╭──

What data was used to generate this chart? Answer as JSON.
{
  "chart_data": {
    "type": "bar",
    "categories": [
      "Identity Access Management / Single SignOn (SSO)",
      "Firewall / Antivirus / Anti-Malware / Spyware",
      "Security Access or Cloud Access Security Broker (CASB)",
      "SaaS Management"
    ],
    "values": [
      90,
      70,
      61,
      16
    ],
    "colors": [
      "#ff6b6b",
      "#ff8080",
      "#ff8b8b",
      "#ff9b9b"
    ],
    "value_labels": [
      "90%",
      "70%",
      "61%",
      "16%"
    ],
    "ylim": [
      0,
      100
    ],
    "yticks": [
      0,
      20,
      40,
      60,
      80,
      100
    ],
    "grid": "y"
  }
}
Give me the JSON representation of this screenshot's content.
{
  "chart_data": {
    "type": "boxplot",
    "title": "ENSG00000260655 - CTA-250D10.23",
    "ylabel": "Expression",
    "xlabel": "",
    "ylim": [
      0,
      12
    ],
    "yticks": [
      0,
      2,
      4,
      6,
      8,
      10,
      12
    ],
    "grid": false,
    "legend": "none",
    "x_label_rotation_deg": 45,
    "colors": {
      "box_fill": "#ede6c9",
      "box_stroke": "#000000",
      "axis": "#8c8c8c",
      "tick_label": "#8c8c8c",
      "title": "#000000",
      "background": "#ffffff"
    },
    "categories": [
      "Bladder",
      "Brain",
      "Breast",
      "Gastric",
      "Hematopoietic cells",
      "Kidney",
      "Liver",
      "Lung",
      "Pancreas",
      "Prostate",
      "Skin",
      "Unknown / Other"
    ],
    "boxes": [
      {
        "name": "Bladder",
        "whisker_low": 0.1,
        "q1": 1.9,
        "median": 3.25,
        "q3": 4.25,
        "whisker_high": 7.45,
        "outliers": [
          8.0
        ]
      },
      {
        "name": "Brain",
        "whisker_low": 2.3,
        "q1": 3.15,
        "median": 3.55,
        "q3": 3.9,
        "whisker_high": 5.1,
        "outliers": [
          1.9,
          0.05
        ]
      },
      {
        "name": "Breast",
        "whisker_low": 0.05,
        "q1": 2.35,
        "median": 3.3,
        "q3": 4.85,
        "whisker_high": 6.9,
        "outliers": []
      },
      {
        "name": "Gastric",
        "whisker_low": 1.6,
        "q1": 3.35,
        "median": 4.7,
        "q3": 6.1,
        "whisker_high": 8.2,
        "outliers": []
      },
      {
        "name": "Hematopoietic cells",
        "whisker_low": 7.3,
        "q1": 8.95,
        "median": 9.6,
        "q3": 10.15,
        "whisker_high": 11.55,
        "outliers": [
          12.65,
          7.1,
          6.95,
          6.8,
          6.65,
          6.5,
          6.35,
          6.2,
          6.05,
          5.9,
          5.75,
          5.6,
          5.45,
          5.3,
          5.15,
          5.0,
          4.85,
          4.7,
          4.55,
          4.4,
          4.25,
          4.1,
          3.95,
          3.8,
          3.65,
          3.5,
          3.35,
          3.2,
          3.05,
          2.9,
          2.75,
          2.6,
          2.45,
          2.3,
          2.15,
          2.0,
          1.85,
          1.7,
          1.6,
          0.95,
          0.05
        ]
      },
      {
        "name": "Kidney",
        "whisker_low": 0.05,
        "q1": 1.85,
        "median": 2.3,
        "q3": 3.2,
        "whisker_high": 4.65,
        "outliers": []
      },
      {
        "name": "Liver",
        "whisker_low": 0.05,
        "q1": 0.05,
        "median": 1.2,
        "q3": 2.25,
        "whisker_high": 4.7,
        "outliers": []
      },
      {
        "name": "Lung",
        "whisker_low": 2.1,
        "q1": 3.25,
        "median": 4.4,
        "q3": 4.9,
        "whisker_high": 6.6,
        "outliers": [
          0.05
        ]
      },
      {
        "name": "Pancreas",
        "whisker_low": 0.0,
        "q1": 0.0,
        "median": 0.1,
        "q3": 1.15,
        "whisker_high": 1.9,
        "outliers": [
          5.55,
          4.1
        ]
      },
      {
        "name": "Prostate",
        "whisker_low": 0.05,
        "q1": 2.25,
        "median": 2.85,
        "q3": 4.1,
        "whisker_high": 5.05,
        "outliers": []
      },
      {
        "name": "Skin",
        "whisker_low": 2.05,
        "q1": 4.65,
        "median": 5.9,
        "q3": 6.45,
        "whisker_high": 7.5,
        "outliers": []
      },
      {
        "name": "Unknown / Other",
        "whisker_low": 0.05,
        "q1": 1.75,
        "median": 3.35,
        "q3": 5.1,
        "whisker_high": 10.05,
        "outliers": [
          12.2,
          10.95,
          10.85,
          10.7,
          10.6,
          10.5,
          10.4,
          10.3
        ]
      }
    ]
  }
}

╰──

Retype every line of the data above exactly.

What data was used to generate this chart? Answer as JSON.
{
  "chart_data": {
    "type": "bar",
    "categories": [
      "Identity Access Management / Single SignOn (SSO)",
      "Firewall / Antivirus / Anti-Malware / Spyware",
      "Security Access or Cloud Access Security Broker (CASB)",
      "SaaS Management"
    ],
    "values": [
      90,
      70,
      61,
      16
    ],
    "colors": [
      "#ff6b6b",
      "#ff8080",
      "#ff8b8b",
      "#ff9b9b"
    ],
    "value_labels": [
      "90%",
      "70%",
      "61%",
      "16%"
    ],
    "ylim": [
      0,
      100
    ],
    "yticks": [
      0,
      20,
      40,
      60,
      80,
      100
    ],
    "grid": "y"
  }
}
Give me the JSON representation of this screenshot's content.
{
  "chart_data": {
    "type": "boxplot",
    "title": "ENSG00000260655 - CTA-250D10.23",
    "ylabel": "Expression",
    "xlabel": "",
    "ylim": [
      0,
      12
    ],
    "yticks": [
      0,
      2,
      4,
      6,
      8,
      10,
      12
    ],
    "grid": false,
    "legend": "none",
    "x_label_rotation_deg": 45,
    "colors": {
      "box_fill": "#ede6c9",
      "box_stroke": "#000000",
      "axis": "#8c8c8c",
      "tick_label": "#8c8c8c",
      "title": "#000000",
      "background": "#ffffff"
    },
    "categories": [
      "Bladder",
      "Brain",
      "Breast",
      "Gastric",
      "Hematopoietic cells",
      "Kidney",
      "Liver",
      "Lung",
      "Pancreas",
      "Prostate",
      "Skin",
      "Unknown / Other"
    ],
    "boxes": [
      {
        "name": "Bladder",
        "whisker_low": 0.1,
        "q1": 1.9,
        "median": 3.25,
        "q3": 4.25,
        "whisker_high": 7.45,
        "outliers": [
          8.0
        ]
      },
      {
        "name": "Brain",
        "whisker_low": 2.3,
        "q1": 3.15,
        "median": 3.55,
        "q3": 3.9,
        "whisker_high": 5.1,
        "outliers": [
          1.9,
          0.05
        ]
      },
      {
        "name": "Breast",
        "whisker_low": 0.05,
        "q1": 2.35,
        "median": 3.3,
        "q3": 4.85,
        "whisker_high": 6.9,
        "outliers": []
      },
      {
        "name": "Gastric",
        "whisker_low": 1.6,
        "q1": 3.35,
        "median": 4.7,
        "q3": 6.1,
        "whisker_high": 8.2,
        "outliers": []
      },
      {
        "name": "Hematopoietic cells",
        "whisker_low": 7.3,
        "q1": 8.95,
        "median": 9.6,
        "q3": 10.15,
        "whisker_high": 11.55,
        "outliers": [
          12.65,
          7.1,
          6.95,
          6.8,
          6.65,
          6.5,
          6.35,
          6.2,
          6.05,
          5.9,
          5.75,
          5.6,
          5.45,
          5.3,
          5.15,
          5.0,
          4.85,
          4.7,
          4.55,
          4.4,
          4.25,
          4.1,
          3.95,
          3.8,
          3.65,
          3.5,
          3.35,
          3.2,
          3.05,
          2.9,
          2.75,
          2.6,
          2.45,
          2.3,
          2.15,
          2.0,
          1.85,
          1.7,
          1.6,
          0.95,
          0.05
        ]
      },
      {
        "name": "Kidney",
        "whisker_low": 0.05,
        "q1": 1.85,
        "median": 2.3,
        "q3": 3.2,
        "whisker_high": 4.65,
        "outliers": []
      },
      {
        "name": "Liver",
        "whisker_low": 0.05,
        "q1": 0.05,
        "median": 1.2,
        "q3": 2.25,
        "whisker_high": 4.7,
        "outliers": []
      },
      {
        "name": "Lung",
        "whisker_low": 2.1,
        "q1": 3.25,
        "median": 4.4,
        "q3": 4.9,
        "whisker_high": 6.6,
        "outliers": [
          0.05
        ]
      },
      {
        "name": "Pancreas",
        "whisker_low": 0.0,
        "q1": 0.0,
        "median": 0.1,
        "q3": 1.15,
        "whisker_high": 1.9,
        "outliers": [
          5.55,
          4.1
        ]
      },
      {
        "name": "Prostate",
        "whisker_low": 0.05,
        "q1": 2.25,
        "median": 2.85,
        "q3": 4.1,
        "whisker_high": 5.05,
        "outliers": []
      },
      {
        "name": "Skin",
        "whisker_low": 2.05,
        "q1": 4.65,
        "median": 5.9,
        "q3": 6.45,
        "whisker_high": 7.5,
        "outliers": []
      },
      {
        "name": "Unknown / Other",
        "whisker_low": 0.05,
        "q1": 1.75,
        "median": 3.35,
        "q3": 5.1,
        "whisker_high": 10.05,
        "outliers": [
          12.2,
          10.95,
          10.85,
          10.7,
          10.6,
          10.5,
          10.4,
          10.3
        ]
      }
    ]
  }
}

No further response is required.